Objective: All of the material below is to be retyped exactly.
-------
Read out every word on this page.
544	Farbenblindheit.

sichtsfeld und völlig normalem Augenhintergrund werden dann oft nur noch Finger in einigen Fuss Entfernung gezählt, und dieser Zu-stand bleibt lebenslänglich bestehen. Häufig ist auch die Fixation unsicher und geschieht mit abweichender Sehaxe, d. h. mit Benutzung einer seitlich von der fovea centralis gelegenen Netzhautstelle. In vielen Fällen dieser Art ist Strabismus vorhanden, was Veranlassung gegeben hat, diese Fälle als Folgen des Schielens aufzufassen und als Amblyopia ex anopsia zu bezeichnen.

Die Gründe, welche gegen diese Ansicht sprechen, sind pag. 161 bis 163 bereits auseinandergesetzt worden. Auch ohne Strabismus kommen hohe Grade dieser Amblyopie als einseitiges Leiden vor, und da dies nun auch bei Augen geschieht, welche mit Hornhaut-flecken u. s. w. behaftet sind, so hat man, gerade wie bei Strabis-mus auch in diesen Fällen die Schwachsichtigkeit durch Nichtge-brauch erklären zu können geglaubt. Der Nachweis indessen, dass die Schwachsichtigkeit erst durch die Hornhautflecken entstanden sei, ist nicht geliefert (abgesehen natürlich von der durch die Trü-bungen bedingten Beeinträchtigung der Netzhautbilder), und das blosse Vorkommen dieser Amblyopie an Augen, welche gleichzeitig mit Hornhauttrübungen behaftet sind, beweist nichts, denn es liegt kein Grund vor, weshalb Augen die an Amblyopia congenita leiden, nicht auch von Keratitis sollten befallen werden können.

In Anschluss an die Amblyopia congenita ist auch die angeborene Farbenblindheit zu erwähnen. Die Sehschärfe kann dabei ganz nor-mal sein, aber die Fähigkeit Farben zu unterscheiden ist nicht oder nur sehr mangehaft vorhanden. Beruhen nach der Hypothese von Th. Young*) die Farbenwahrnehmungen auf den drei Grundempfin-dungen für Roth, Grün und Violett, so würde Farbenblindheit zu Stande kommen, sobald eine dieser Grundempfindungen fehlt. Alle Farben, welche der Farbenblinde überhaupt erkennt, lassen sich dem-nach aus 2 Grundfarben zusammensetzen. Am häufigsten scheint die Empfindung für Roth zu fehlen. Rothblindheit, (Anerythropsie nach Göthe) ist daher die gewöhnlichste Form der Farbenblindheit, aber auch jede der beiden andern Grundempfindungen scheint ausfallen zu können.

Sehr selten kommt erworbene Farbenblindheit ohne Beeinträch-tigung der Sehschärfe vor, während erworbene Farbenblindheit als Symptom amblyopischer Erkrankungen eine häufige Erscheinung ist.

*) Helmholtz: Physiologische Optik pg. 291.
-------
Task solution:
Read out every word on this page.
544	Farbenblindheit.

sichtsfeld und völlig normalem Augenhintergrund werden dann oft nur noch Finger in einigen Fuss Entfernung gezählt, und dieser Zu-stand bleibt lebenslänglich bestehen. Häufig ist auch die Fixation unsicher und geschieht mit abweichender Sehaxe, d. h. mit Benutzung einer seitlich von der fovea centralis gelegenen Netzhautstelle. In vielen Fällen dieser Art ist Strabismus vorhanden, was Veranlassung gegeben hat, diese Fälle als Folgen des Schielens aufzufassen und als Amblyopia ex anopsia zu bezeichnen.

Die Gründe, welche gegen diese Ansicht sprechen, sind pag. 161 bis 163 bereits auseinandergesetzt worden. Auch ohne Strabismus kommen hohe Grade dieser Amblyopie als einseitiges Leiden vor, und da dies nun auch bei Augen geschieht, welche mit Hornhaut-flecken u. s. w. behaftet sind, so hat man, gerade wie bei Strabis-mus auch in diesen Fällen die Schwachsichtigkeit durch Nichtge-brauch erklären zu können geglaubt. Der Nachweis indessen, dass die Schwachsichtigkeit erst durch die Hornhautflecken entstanden sei, ist nicht geliefert (abgesehen natürlich von der durch die Trü-bungen bedingten Beeinträchtigung der Netzhautbilder), und das blosse Vorkommen dieser Amblyopie an Augen, welche gleichzeitig mit Hornhauttrübungen behaftet sind, beweist nichts, denn es liegt kein Grund vor, weshalb Augen die an Amblyopia congenita leiden, nicht auch von Keratitis sollten befallen werden können.

In Anschluss an die Amblyopia congenita ist auch die angeborene Farbenblindheit zu erwähnen. Die Sehschärfe kann dabei ganz nor-mal sein, aber die Fähigkeit Farben zu unterscheiden ist nicht oder nur sehr mangehaft vorhanden. Beruhen nach der Hypothese von Th. Young*) die Farbenwahrnehmungen auf den drei Grundempfin-dungen für Roth, Grün und Violett, so würde Farbenblindheit zu Stande kommen, sobald eine dieser Grundempfindungen fehlt. Alle Farben, welche der Farbenblinde überhaupt erkennt, lassen sich dem-nach aus 2 Grundfarben zusammensetzen. Am häufigsten scheint die Empfindung für Roth zu fehlen. Rothblindheit, (Anerythropsie nach Göthe) ist daher die gewöhnlichste Form der Farbenblindheit, aber auch jede der beiden andern Grundempfindungen scheint ausfallen zu können.

Sehr selten kommt erworbene Farbenblindheit ohne Beeinträch-tigung der Sehschärfe vor, während erworbene Farbenblindheit als Symptom amblyopischer Erkrankungen eine häufige Erscheinung ist.

*) Helmholtz: Physiologische Optik pg. 291.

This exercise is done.